Extracted records:
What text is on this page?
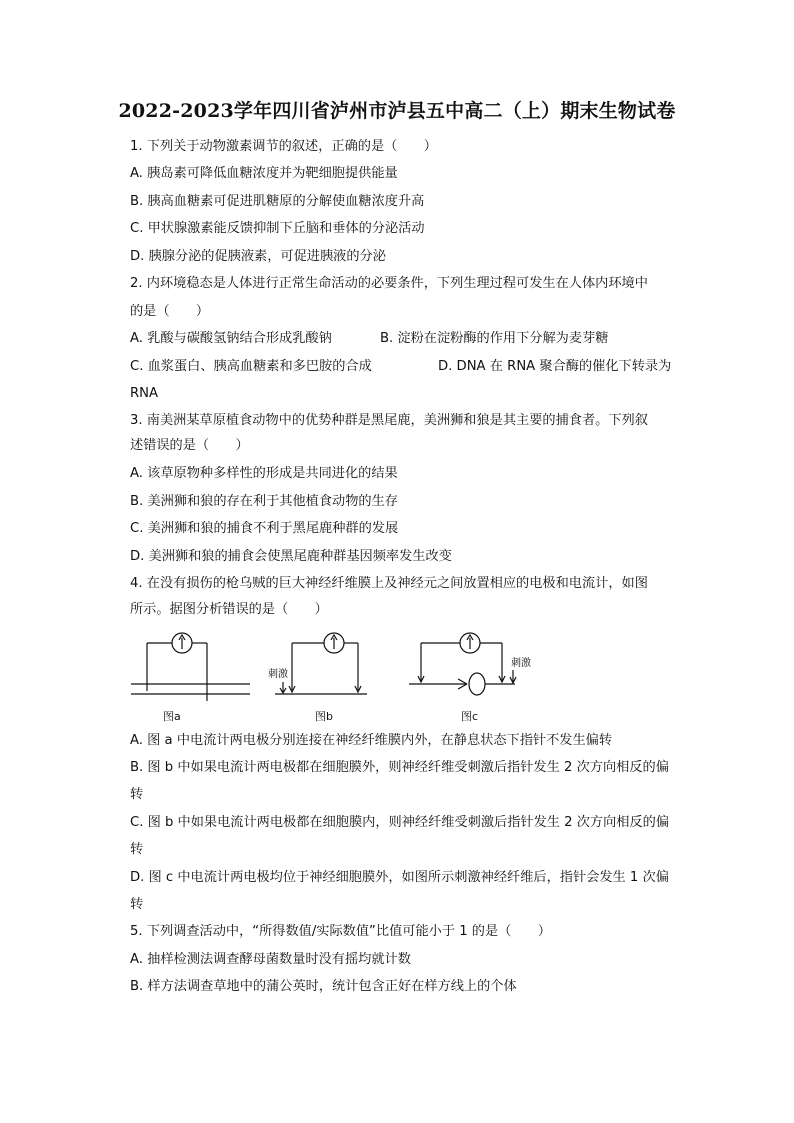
2022-2023学年四川省泸州市泸县五中高二（上）期末生物试卷
1. 下列关于动物激素调节的叙述，正确的是（　　）
A. 胰岛素可降低血糖浓度并为靶细胞提供能量
B. 胰高血糖素可促进肌糖原的分解使血糖浓度升高
C. 甲状腺激素能反馈抑制下丘脑和垂体的分泌活动
D. 胰腺分泌的促胰液素，可促进胰液的分泌
2. 内环境稳态是人体进行正常生命活动的必要条件，下列生理过程可发生在人体内环境中
的是（　　）
A. 乳酸与碳酸氢钠结合形成乳酸钠	B. 淀粉在淀粉酶的作用下分解为麦芽糖
C. 血浆蛋白、胰高血糖素和多巴胺的合成	D. DNA 在 RNA 聚合酶的催化下转录为
RNA
3. 南美洲某草原植食动物中的优势种群是黑尾鹿，美洲狮和狼是其主要的捕食者。下列叙
述错误的是（　　）
A. 该草原物种多样性的形成是共同进化的结果
B. 美洲狮和狼的存在利于其他植食动物的生存
C. 美洲狮和狼的捕食不利于黑尾鹿种群的发展
D. 美洲狮和狼的捕食会使黑尾鹿种群基因频率发生改变
4. 在没有损伤的枪乌贼的巨大神经纤维膜上及神经元之间放置相应的电极和电流计，如图
所示。据图分析错误的是（　　）
图a
刺激
图b
刺激
图c
A. 图 a 中电流计两电极分别连接在神经纤维膜内外，在静息状态下指针不发生偏转
B. 图 b 中如果电流计两电极都在细胞膜外，则神经纤维受刺激后指针发生 2 次方向相反的偏
转
C. 图 b 中如果电流计两电极都在细胞膜内，则神经纤维受刺激后指针发生 2 次方向相反的偏
转
D. 图 c 中电流计两电极均位于神经细胞膜外，如图所示刺激神经纤维后，指针会发生 1 次偏
转
5. 下列调查活动中，“所得数值/实际数值”比值可能小于 1 的是（　　）
A. 抽样检测法调查酵母菌数量时没有摇均就计数
B. 样方法调查草地中的蒲公英时，统计包含正好在样方线上的个体
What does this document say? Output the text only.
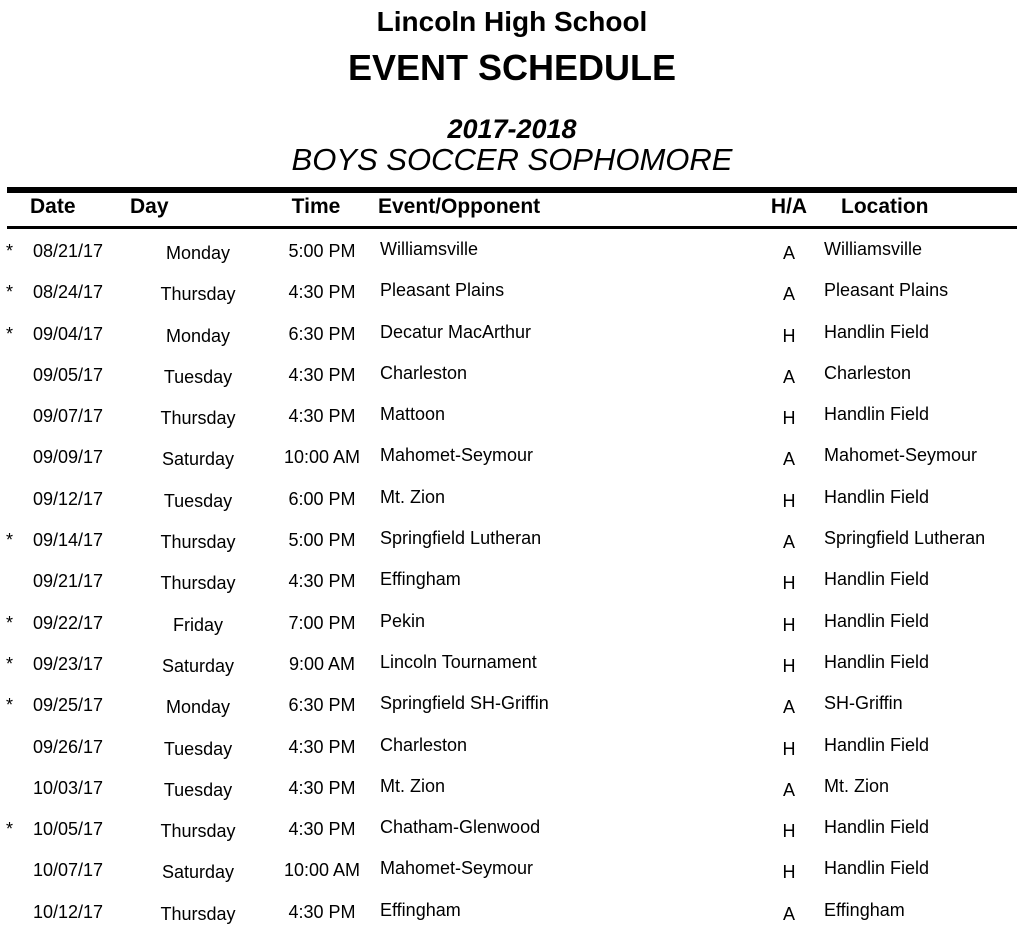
Lincoln High School
EVENT SCHEDULE
2017-2018
BOYS SOCCER SOPHOMORE
Date	Day	Time	Event/Opponent	H/A	Location
*	08/21/17	Monday	5:00 PM	Williamsville	A	Williamsville
*	08/24/17	Thursday	4:30 PM	Pleasant Plains	A	Pleasant Plains
*	09/04/17	Monday	6:30 PM	Decatur MacArthur	H	Handlin Field
09/05/17	Tuesday	4:30 PM	Charleston	A	Charleston
09/07/17	Thursday	4:30 PM	Mattoon	H	Handlin Field
09/09/17	Saturday	10:00 AM	Mahomet-Seymour	A	Mahomet-Seymour
09/12/17	Tuesday	6:00 PM	Mt. Zion	H	Handlin Field
*	09/14/17	Thursday	5:00 PM	Springfield Lutheran	A	Springfield Lutheran
09/21/17	Thursday	4:30 PM	Effingham	H	Handlin Field
*	09/22/17	Friday	7:00 PM	Pekin	H	Handlin Field
*	09/23/17	Saturday	9:00 AM	Lincoln Tournament	H	Handlin Field
*	09/25/17	Monday	6:30 PM	Springfield SH-Griffin	A	SH-Griffin
09/26/17	Tuesday	4:30 PM	Charleston	H	Handlin Field
10/03/17	Tuesday	4:30 PM	Mt. Zion	A	Mt. Zion
*	10/05/17	Thursday	4:30 PM	Chatham-Glenwood	H	Handlin Field
10/07/17	Saturday	10:00 AM	Mahomet-Seymour	H	Handlin Field
10/12/17	Thursday	4:30 PM	Effingham	A	Effingham
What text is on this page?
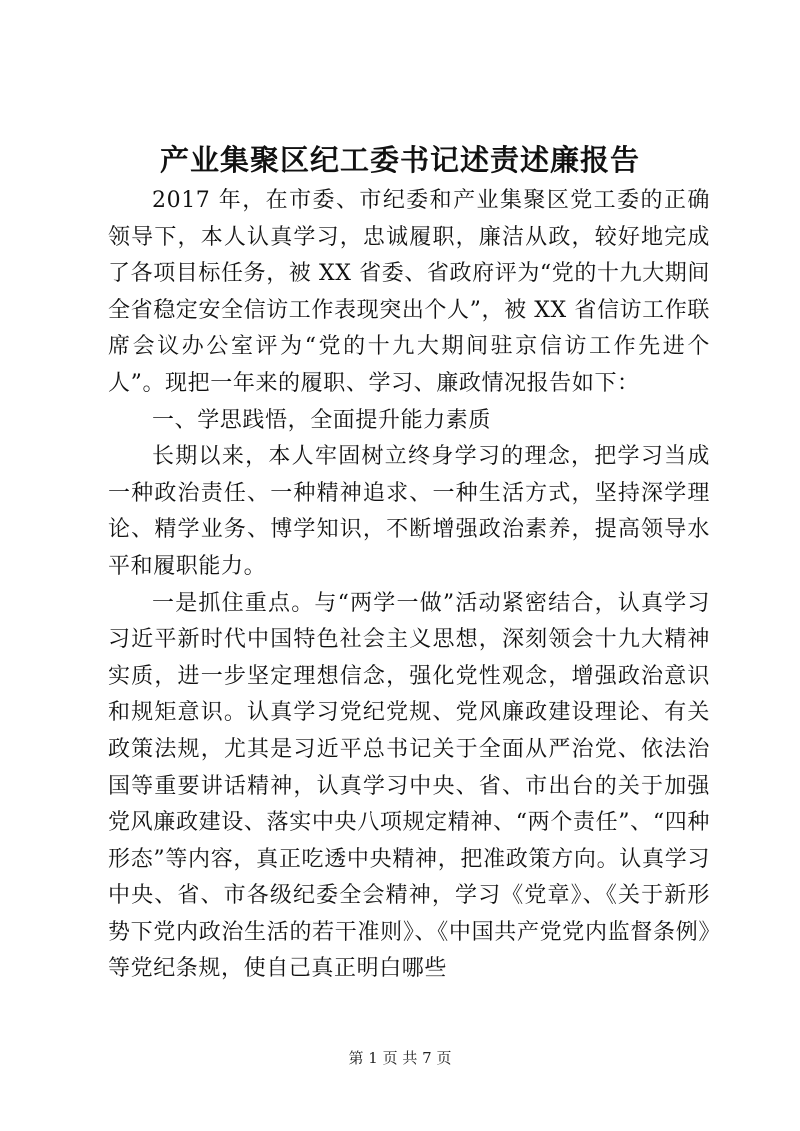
产业集聚区纪工委书记述责述廉报告

2017 年，在市委、市纪委和产业集聚区党工委的正确领导下，本人认真学习，忠诚履职，廉洁从政，较好地完成了各项目标任务，被 XX 省委、省政府评为“党的十九大期间全省稳定安全信访工作表现突出个人”，被 XX 省信访工作联席会议办公室评为“党的十九大期间驻京信访工作先进个人”。现把一年来的履职、学习、廉政情况报告如下：

一、学思践悟，全面提升能力素质

长期以来，本人牢固树立终身学习的理念，把学习当成一种政治责任、一种精神追求、一种生活方式，坚持深学理论、精学业务、博学知识，不断增强政治素养，提高领导水平和履职能力。

一是抓住重点。与“两学一做”活动紧密结合，认真学习习近平新时代中国特色社会主义思想，深刻领会十九大精神实质，进一步坚定理想信念，强化党性观念，增强政治意识和规矩意识。认真学习党纪党规、党风廉政建设理论、有关政策法规，尤其是习近平总书记关于全面从严治党、依法治国等重要讲话精神，认真学习中央、省、市出台的关于加强党风廉政建设、落实中央八项规定精神、“两个责任”、“四种形态”等内容，真正吃透中央精神，把准政策方向。认真学习中央、省、市各级纪委全会精神，学习《党章》、《关于新形势下党内政治生活的若干准则》、《中国共产党党内监督条例》等党纪条规，使自己真正明白哪些

第 1 页 共 7 页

- **Required work**
Above are the records. Identify each line that contains the word "Lincoln".

- **Solution to this exercise**
Lincoln High School
*	09/23/17	Saturday	9:00 AM	Lincoln Tournament	H	Handlin Field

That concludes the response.